● Work to do
Nothing should be left out: output all of the entries exactly.

● Data in this exercise
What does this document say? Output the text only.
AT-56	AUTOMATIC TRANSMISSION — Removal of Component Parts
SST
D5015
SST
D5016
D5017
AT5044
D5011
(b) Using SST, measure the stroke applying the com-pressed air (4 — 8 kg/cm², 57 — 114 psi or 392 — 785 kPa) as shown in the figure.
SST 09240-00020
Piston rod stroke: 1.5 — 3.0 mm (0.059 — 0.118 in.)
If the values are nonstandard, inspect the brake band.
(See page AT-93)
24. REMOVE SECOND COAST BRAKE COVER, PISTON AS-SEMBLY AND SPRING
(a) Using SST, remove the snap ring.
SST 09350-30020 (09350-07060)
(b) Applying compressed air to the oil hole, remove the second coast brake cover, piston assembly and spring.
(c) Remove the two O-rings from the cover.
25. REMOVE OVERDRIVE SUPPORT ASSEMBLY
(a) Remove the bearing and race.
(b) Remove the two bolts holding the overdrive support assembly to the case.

● Result for this task
What does this document say? Output the text only.
AT-56	AUTOMATIC TRANSMISSION — Removal of Component Parts
SST
D5015
SST
D5016
D5017
AT5044
D5011
(b) Using SST, measure the stroke applying the com-pressed air (4 — 8 kg/cm², 57 — 114 psi or 392 — 785 kPa) as shown in the figure.
SST 09240-00020
Piston rod stroke: 1.5 — 3.0 mm (0.059 — 0.118 in.)
If the values are nonstandard, inspect the brake band.
(See page AT-93)
24. REMOVE SECOND COAST BRAKE COVER, PISTON AS-SEMBLY AND SPRING
(a) Using SST, remove the snap ring.
SST 09350-30020 (09350-07060)
(b) Applying compressed air to the oil hole, remove the second coast brake cover, piston assembly and spring.
(c) Remove the two O-rings from the cover.
25. REMOVE OVERDRIVE SUPPORT ASSEMBLY
(a) Remove the bearing and race.
(b) Remove the two bolts holding the overdrive support assembly to the case.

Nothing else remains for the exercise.